## What the task asks
Identify each line containing the word "data" and copy it.

BEGIN Record extracts

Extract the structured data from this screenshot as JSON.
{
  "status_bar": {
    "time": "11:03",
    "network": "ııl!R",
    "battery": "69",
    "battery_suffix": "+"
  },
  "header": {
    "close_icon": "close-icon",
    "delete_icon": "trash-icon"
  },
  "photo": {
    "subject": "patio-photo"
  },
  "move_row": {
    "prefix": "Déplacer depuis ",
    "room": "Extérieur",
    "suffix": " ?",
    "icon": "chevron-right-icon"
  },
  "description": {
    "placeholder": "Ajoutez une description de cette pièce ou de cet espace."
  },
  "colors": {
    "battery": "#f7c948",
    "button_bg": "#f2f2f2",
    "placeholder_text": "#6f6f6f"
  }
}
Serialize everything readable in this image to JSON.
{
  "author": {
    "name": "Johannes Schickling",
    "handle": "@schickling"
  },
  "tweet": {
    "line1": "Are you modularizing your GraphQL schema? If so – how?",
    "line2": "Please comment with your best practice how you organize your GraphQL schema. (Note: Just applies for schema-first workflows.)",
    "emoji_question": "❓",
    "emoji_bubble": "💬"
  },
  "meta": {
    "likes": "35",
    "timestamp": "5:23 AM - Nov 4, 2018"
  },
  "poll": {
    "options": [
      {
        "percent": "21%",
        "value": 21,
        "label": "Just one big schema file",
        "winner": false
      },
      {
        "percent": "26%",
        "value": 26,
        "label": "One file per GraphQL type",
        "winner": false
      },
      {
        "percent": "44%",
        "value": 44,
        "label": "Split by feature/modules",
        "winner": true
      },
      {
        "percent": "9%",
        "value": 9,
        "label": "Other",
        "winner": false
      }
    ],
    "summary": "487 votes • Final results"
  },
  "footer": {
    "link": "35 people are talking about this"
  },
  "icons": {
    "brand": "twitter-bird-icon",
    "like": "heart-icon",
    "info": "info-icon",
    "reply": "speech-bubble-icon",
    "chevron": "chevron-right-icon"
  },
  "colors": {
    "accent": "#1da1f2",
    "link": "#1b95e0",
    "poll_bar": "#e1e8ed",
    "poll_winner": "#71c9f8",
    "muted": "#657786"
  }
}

END Record extracts
BEGIN Record extracts

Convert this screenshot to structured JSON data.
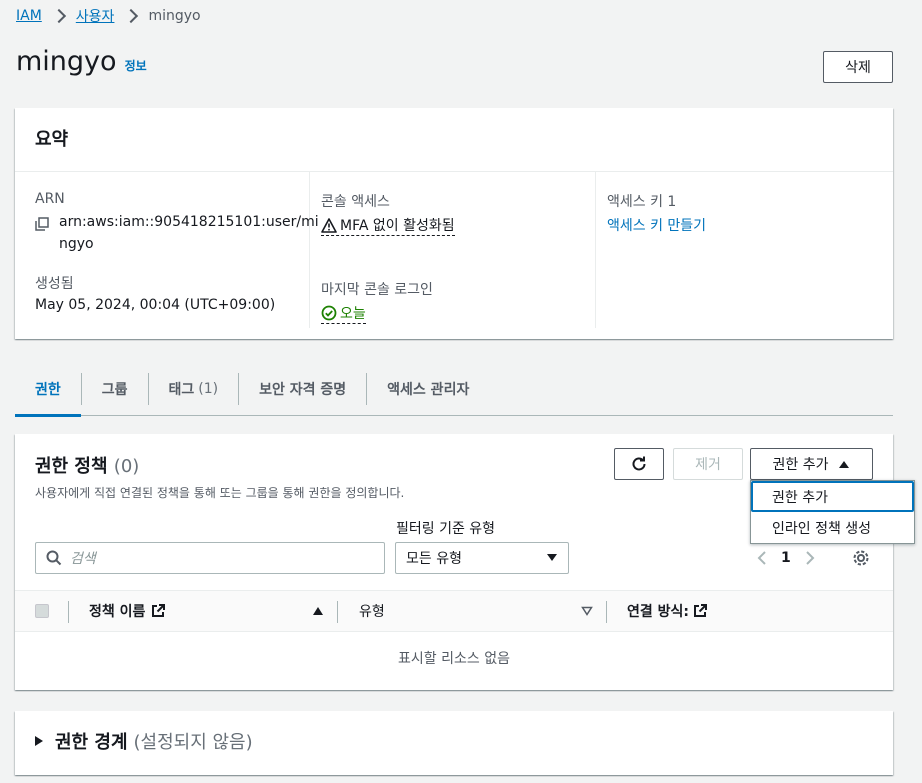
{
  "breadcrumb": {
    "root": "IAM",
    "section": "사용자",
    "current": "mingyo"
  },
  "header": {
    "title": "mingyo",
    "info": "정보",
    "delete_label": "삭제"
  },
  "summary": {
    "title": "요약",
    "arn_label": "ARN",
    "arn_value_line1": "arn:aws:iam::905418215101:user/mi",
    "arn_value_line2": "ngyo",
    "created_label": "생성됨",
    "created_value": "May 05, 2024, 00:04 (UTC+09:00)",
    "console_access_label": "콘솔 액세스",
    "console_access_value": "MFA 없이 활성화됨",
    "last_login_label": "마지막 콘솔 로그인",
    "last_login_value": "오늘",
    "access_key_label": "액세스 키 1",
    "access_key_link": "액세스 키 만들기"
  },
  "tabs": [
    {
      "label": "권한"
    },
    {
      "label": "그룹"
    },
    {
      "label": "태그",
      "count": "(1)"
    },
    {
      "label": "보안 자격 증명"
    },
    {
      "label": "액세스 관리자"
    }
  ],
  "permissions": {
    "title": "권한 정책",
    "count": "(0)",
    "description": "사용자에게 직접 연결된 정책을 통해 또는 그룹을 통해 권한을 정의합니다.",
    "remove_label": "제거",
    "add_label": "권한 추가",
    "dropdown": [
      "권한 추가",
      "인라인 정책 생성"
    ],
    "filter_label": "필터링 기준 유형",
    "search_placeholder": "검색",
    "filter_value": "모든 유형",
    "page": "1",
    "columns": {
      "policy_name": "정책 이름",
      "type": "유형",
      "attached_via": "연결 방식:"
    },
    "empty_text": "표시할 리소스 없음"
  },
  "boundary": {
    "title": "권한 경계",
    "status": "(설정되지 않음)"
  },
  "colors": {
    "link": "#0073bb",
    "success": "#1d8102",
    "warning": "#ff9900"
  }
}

END Record extracts

## Result of this exercise
Extract the structured data from this screenshot as JSON.
Convert this screenshot to structured JSON data.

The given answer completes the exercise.